__Task to carry out__
Below are the records; locate each line with the word "this" and copy it.

====

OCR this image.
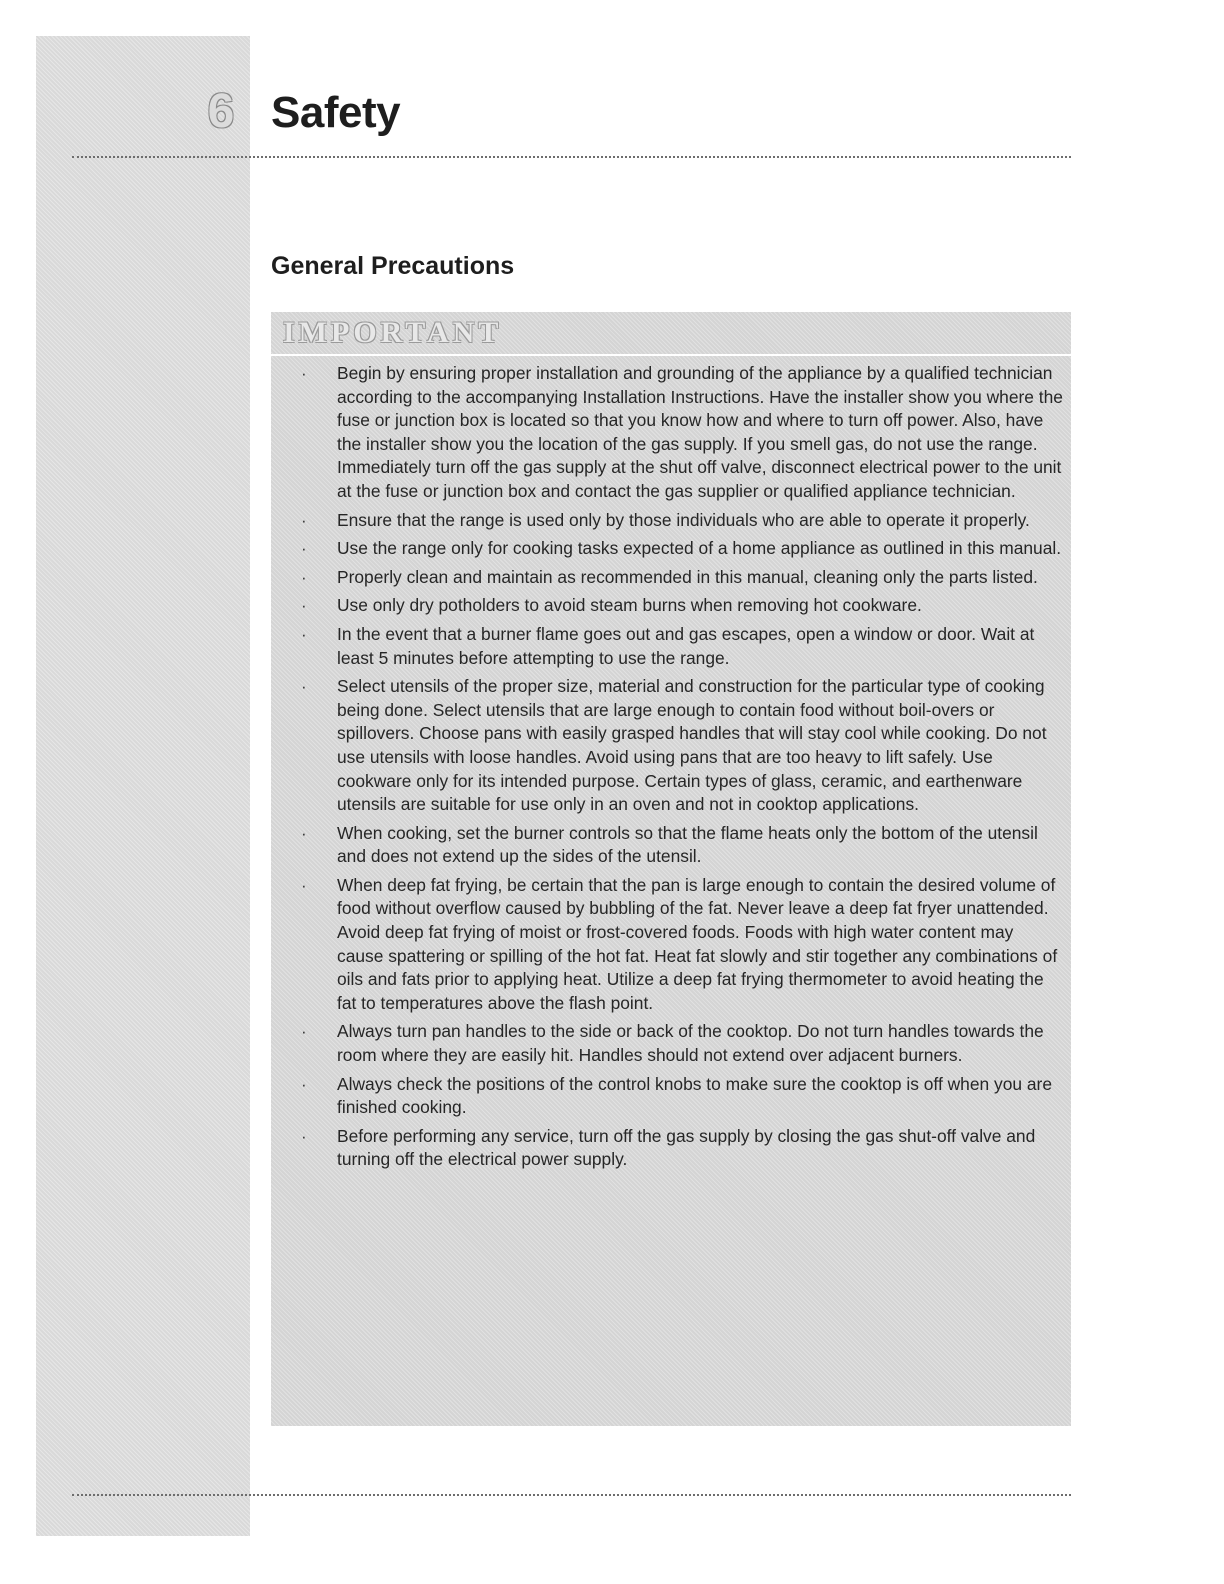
6 Safety
General Precautions
IMPORTANT
· Begin by ensuring proper installation and grounding of the appliance by a qualified technician according to the accompanying Installation Instructions. Have the installer show you where the fuse or junction box is located so that you know how and where to turn off power. Also, have the installer show you the location of the gas supply. If you smell gas, do not use the range. Immediately turn off the gas supply at the shut off valve, disconnect electrical power to the unit at the fuse or junction box and contact the gas supplier or qualified appliance technician.
· Ensure that the range is used only by those individuals who are able to operate it properly.
· Use the range only for cooking tasks expected of a home appliance as outlined in this manual.
· Properly clean and maintain as recommended in this manual, cleaning only the parts listed.
· Use only dry potholders to avoid steam burns when removing hot cookware.
· In the event that a burner flame goes out and gas escapes, open a window or door. Wait at least 5 minutes before attempting to use the range.
· Select utensils of the proper size, material and construction for the particular type of cooking being done. Select utensils that are large enough to contain food without boil-overs or spillovers. Choose pans with easily grasped handles that will stay cool while cooking. Do not use utensils with loose handles. Avoid using pans that are too heavy to lift safely. Use cookware only for its intended purpose. Certain types of glass, ceramic, and earthenware utensils are suitable for use only in an oven and not in cooktop applications.
· When cooking, set the burner controls so that the flame heats only the bottom of the utensil and does not extend up the sides of the utensil.
· When deep fat frying, be certain that the pan is large enough to contain the desired volume of food without overflow caused by bubbling of the fat. Never leave a deep fat fryer unattended. Avoid deep fat frying of moist or frost-covered foods. Foods with high water content may cause spattering or spilling of the hot fat. Heat fat slowly and stir together any combinations of oils and fats prior to applying heat. Utilize a deep fat frying thermometer to avoid heating the fat to temperatures above the flash point.
· Always turn pan handles to the side or back of the cooktop. Do not turn handles towards the room where they are easily hit. Handles should not extend over adjacent burners.
· Always check the positions of the control knobs to make sure the cooktop is off when you are finished cooking.
· Before performing any service, turn off the gas supply by closing the gas shut-off valve and turning off the electrical power supply.
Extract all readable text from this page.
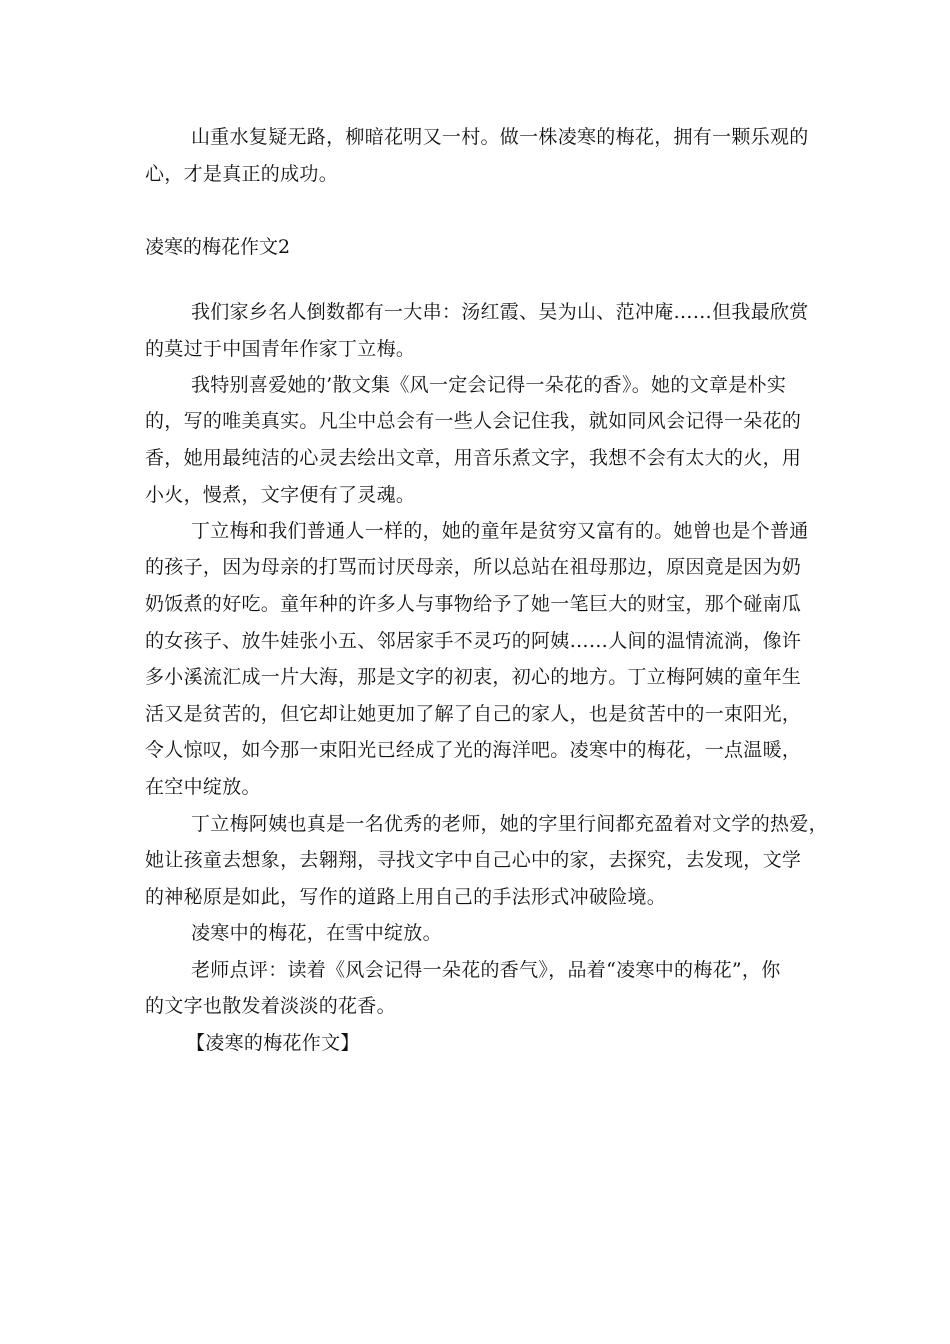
山重水复疑无路，柳暗花明又一村。做一株凌寒的梅花，拥有一颗乐观的
心，才是真正的成功。
凌寒的梅花作文2
我们家乡名人倒数都有一大串：汤红霞、吴为山、范冲庵……但我最欣赏
的莫过于中国青年作家丁立梅。
我特别喜爱她的’散文集《风一定会记得一朵花的香》。她的文章是朴实
的，写的唯美真实。凡尘中总会有一些人会记住我，就如同风会记得一朵花的
香，她用最纯洁的心灵去绘出文章，用音乐煮文字，我想不会有太大的火，用
小火，慢煮，文字便有了灵魂。
丁立梅和我们普通人一样的，她的童年是贫穷又富有的。她曾也是个普通
的孩子，因为母亲的打骂而讨厌母亲，所以总站在祖母那边，原因竟是因为奶
奶饭煮的好吃。童年种的许多人与事物给予了她一笔巨大的财宝，那个碰南瓜
的女孩子、放牛娃张小五、邻居家手不灵巧的阿姨……人间的温情流淌，像许
多小溪流汇成一片大海，那是文字的初衷，初心的地方。丁立梅阿姨的童年生
活又是贫苦的，但它却让她更加了解了自己的家人，也是贫苦中的一束阳光，
令人惊叹，如今那一束阳光已经成了光的海洋吧。凌寒中的梅花，一点温暖，
在空中绽放。
丁立梅阿姨也真是一名优秀的老师，她的字里行间都充盈着对文学的热爱，
她让孩童去想象，去翱翔，寻找文字中自己心中的家，去探究，去发现，文学
的神秘原是如此，写作的道路上用自己的手法形式冲破险境。
凌寒中的梅花，在雪中绽放。
老师点评：读着《风会记得一朵花的香气》，品着“凌寒中的梅花”，你
的文字也散发着淡淡的花香。
【凌寒的梅花作文】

====

__Written answer__
OCR this image.
· Use the range only for cooking tasks expected of a home appliance as outlined in this manual.
· Properly clean and maintain as recommended in this manual, cleaning only the parts listed.
Extract all readable text from this page.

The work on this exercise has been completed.